(Collected data)
====

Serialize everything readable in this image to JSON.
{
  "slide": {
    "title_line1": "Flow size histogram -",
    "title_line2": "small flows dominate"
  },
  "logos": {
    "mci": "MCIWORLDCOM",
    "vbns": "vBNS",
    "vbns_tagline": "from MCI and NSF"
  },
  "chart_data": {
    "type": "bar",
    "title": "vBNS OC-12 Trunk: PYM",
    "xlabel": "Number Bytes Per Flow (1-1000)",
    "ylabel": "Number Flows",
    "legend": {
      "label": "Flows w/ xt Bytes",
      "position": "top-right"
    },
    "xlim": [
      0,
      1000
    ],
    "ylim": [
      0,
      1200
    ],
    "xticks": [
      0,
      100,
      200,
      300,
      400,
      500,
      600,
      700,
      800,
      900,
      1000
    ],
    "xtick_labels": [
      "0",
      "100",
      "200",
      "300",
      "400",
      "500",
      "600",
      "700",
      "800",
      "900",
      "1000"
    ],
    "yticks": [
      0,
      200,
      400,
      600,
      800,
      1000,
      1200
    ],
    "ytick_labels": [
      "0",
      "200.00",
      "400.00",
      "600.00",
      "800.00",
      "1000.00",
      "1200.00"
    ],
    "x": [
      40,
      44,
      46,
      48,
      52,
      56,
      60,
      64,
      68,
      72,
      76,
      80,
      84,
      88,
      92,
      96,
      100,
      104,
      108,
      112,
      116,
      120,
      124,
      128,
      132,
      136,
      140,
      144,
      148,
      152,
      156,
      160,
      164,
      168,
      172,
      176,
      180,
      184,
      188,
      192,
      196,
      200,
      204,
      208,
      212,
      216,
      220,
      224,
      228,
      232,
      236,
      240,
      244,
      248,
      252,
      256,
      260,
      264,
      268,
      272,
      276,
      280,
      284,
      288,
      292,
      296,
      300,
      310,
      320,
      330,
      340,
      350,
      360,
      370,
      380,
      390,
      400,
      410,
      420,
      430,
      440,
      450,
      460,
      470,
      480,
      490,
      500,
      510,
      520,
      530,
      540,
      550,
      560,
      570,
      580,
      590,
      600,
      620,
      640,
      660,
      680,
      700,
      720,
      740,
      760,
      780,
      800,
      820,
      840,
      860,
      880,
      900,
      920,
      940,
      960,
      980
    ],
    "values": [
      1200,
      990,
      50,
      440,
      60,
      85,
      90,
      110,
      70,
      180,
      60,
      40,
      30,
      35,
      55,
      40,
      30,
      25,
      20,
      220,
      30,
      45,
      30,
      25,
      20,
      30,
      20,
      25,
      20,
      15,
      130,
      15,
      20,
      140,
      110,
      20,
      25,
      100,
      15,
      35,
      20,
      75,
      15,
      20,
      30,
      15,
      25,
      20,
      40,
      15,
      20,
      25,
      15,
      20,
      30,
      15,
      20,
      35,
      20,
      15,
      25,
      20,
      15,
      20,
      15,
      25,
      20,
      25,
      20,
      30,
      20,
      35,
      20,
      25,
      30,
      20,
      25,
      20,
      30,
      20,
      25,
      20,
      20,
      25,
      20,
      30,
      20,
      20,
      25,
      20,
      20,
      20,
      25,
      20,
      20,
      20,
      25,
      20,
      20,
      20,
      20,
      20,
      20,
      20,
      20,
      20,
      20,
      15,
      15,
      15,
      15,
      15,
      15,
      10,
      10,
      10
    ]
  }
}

====

* [YOUR GOAL]:
Write out every line of the listing that holds the word "Bytes".

* [EXERCISE RESPONSE]:
    "xlabel": "Number Bytes Per Flow (1-1000)",
      "label": "Flows w/ xt Bytes",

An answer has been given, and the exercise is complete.